**Text segment**
Hartry H. Field (born November 30, 1946)[2] is an American philosopher. He is Silver Professor of Philosophy at New York University; he is a notable contributor to philosophy of science, philosophy of mathematics, epistemology, and philosophy of mind.

Field is also Distinguished Research Professor in the Department of Philosophy, University of Birmingham, UK.[3]

Education and career

Field earned a B.A. in mathematics from the University of Wisconsin in 1967 and an M.A. in philosophy from Harvard University in 1968.[4] He earned his Ph.D. in philosophy from Harvard in 1972 under the direction of Hilary Putnam. He taught first at Princeton University, and then at the University of Southern California and City University of New York Graduate Center before joining the NYU faculty.[5]

Field was elected Fellow of the American Academy of Arts and Sciences in 2003[6] and is also a past winner of the Lakatos Prize in 1986.[7]

Philosophical work

Field's first work was a commentary on Alfred Tarski's theory of truth, which he has worked on since 1972. His current view on this matter is in favor of a deflationary theory of truth. His most influential work produced in this period is probably "Theory Change and the Indeterminacy of Reference" (Journal of Philosophy, 70(14): 462–481), in which he introduced the concept of partial denotation.

**Data listing**
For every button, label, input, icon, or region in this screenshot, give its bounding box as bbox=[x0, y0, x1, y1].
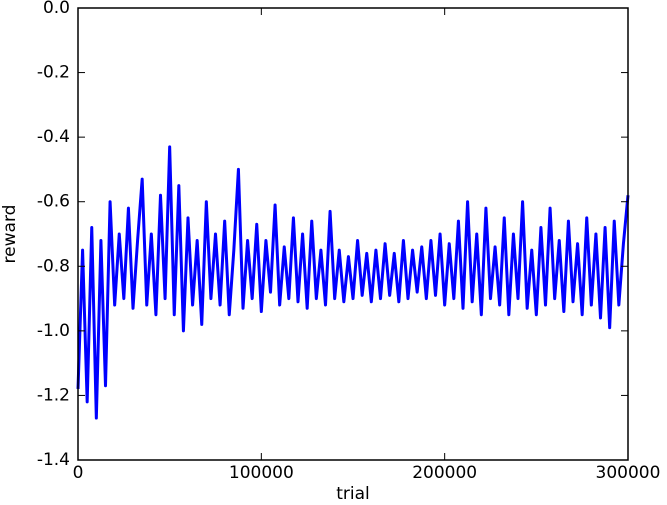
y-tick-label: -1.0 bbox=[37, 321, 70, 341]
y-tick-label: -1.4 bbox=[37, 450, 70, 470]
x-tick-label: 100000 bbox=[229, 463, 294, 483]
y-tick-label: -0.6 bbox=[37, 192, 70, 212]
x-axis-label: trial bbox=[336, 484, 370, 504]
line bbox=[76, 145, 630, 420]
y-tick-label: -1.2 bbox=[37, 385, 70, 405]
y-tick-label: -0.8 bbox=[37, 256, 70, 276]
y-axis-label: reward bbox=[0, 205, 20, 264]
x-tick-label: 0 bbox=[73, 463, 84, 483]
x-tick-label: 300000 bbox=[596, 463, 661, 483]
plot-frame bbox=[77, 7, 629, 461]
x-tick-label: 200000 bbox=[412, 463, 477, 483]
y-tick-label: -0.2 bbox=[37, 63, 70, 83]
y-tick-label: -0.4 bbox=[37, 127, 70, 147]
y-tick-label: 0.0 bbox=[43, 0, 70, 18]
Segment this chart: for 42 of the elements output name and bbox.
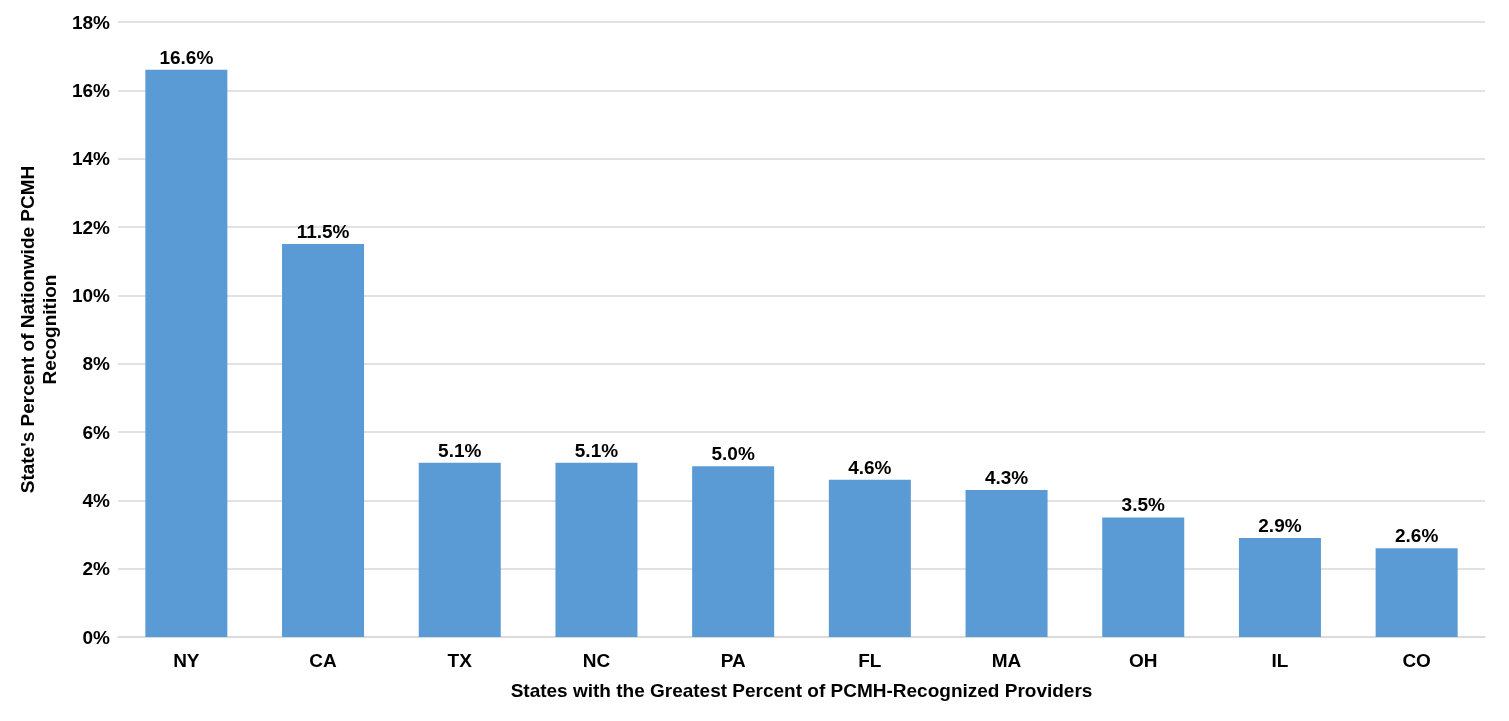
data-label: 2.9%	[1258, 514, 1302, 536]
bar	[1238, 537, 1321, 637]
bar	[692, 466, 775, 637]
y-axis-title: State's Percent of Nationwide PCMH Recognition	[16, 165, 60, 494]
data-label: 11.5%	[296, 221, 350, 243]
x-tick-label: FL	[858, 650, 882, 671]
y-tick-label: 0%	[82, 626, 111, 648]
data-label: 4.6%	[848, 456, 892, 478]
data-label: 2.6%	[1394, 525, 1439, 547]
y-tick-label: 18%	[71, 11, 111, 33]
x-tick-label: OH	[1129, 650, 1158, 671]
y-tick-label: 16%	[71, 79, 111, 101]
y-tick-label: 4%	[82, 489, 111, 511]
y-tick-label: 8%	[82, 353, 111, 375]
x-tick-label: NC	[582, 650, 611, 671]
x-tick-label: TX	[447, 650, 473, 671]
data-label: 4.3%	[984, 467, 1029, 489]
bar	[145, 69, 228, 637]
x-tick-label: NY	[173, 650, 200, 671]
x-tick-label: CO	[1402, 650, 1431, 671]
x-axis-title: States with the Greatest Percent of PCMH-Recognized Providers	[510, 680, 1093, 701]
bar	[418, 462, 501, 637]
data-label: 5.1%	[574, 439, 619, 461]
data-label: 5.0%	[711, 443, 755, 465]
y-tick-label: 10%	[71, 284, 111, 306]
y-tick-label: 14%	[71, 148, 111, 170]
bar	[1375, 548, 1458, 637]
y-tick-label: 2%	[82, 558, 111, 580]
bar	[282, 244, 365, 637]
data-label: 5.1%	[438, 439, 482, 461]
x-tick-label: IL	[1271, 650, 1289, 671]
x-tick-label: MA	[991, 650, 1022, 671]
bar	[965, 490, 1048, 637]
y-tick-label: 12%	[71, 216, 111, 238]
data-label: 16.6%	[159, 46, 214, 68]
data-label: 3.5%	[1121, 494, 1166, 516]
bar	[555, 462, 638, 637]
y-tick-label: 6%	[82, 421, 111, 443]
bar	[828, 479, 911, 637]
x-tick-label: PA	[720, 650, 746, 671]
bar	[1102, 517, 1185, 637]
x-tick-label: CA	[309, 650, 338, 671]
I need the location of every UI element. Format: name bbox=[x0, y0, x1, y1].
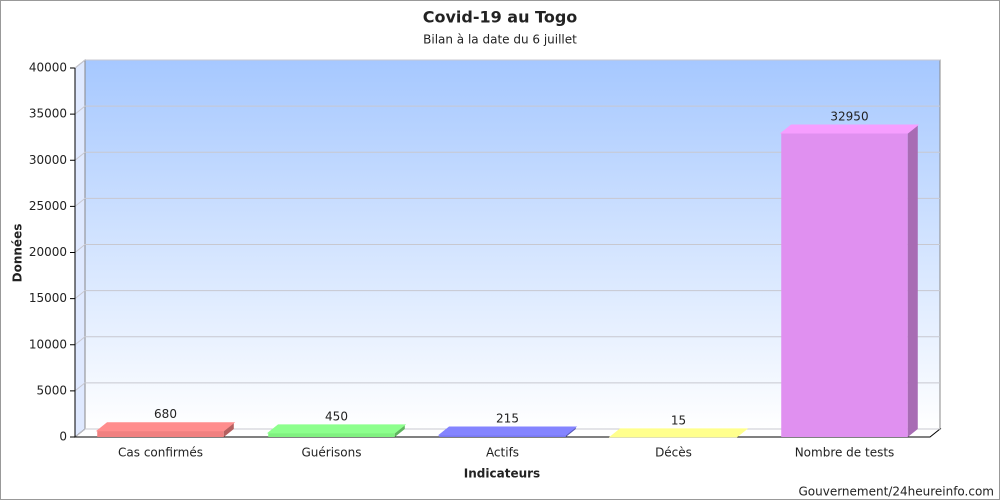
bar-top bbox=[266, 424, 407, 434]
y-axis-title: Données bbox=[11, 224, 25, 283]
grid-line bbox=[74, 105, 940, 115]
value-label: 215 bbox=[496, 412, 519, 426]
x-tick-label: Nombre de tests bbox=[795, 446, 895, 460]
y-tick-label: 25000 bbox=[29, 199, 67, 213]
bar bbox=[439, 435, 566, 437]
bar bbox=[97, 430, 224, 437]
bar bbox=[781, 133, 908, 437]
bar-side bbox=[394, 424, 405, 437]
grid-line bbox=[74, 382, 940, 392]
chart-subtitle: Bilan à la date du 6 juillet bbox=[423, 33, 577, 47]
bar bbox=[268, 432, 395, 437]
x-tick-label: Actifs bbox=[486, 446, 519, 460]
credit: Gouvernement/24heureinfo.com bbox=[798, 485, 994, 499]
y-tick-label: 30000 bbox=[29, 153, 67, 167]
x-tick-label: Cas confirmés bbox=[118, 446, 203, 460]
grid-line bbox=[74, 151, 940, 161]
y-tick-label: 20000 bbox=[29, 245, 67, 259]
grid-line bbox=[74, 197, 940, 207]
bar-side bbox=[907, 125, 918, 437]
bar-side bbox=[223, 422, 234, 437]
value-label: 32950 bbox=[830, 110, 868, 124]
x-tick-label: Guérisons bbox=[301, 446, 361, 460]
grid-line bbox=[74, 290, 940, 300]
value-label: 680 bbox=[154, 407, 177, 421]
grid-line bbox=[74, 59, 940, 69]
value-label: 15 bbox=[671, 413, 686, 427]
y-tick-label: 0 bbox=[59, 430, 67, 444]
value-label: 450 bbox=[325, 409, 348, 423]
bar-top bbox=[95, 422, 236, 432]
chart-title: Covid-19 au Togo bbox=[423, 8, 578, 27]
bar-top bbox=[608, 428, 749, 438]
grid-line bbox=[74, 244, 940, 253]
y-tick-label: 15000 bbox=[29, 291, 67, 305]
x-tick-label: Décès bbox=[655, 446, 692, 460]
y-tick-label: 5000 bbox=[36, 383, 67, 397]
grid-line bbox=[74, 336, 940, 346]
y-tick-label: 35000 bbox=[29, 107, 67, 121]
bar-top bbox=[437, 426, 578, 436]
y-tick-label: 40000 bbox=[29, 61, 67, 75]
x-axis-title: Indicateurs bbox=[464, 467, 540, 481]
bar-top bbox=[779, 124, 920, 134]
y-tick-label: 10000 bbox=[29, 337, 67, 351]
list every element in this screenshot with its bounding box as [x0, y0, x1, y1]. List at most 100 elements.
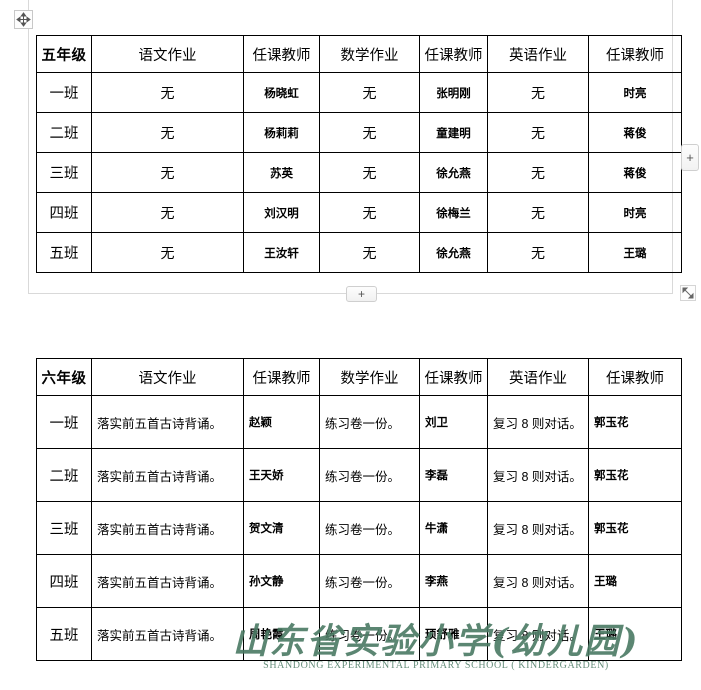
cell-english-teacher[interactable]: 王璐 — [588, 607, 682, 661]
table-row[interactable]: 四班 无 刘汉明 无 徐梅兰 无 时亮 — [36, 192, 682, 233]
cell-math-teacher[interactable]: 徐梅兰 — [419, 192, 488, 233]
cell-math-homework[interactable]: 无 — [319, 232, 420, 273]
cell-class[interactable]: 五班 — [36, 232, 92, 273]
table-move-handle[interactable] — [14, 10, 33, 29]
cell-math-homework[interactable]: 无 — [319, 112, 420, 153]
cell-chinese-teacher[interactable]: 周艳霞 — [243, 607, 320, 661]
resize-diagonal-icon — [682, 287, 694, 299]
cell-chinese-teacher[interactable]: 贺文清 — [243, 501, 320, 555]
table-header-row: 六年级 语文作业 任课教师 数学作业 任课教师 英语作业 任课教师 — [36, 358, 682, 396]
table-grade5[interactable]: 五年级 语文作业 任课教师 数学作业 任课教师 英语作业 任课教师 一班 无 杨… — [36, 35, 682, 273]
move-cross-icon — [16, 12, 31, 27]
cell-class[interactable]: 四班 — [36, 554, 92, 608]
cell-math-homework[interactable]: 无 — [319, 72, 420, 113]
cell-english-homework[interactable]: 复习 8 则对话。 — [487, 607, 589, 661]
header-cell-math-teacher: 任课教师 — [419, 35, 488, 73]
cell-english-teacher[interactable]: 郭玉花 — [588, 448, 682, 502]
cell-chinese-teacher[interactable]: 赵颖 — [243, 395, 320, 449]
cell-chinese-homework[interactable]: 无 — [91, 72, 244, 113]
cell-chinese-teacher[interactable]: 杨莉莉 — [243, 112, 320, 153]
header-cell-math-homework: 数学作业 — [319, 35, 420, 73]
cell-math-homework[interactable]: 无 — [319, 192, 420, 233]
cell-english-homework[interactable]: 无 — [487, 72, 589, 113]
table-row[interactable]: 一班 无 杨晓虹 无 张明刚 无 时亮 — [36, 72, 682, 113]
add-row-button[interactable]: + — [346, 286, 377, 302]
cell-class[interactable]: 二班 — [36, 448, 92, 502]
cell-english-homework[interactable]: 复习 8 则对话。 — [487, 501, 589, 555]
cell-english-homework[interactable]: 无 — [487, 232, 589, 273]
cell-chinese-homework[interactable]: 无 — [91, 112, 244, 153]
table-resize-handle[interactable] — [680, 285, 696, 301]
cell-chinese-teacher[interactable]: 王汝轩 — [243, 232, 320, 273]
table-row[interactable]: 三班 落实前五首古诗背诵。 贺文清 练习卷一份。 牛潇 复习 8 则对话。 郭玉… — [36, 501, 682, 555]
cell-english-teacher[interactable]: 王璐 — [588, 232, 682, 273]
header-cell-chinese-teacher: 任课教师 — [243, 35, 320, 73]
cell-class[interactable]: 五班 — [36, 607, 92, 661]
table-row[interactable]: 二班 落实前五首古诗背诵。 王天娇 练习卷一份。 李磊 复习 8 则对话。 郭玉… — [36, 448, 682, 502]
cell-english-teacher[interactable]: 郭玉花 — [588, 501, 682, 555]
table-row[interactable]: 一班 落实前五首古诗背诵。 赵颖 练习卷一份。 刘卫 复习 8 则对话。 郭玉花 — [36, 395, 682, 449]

**Written instruction**
Copy, word for word, the part of the passage about Hartry Field that opens with the words containing "Philosophical work" and closes with "of partial denotation.". The rows are not used here.

**Result for this task**
Philosophical work

Field's first work was a commentary on Alfred Tarski's theory of truth, which he has worked on since 1972. His current view on this matter is in favor of a deflationary theory of truth. His most influential work produced in this period is probably "Theory Change and the Indeterminacy of Reference" (Journal of Philosophy, 70(14): 462–481), in which he introduced the concept of partial denotation.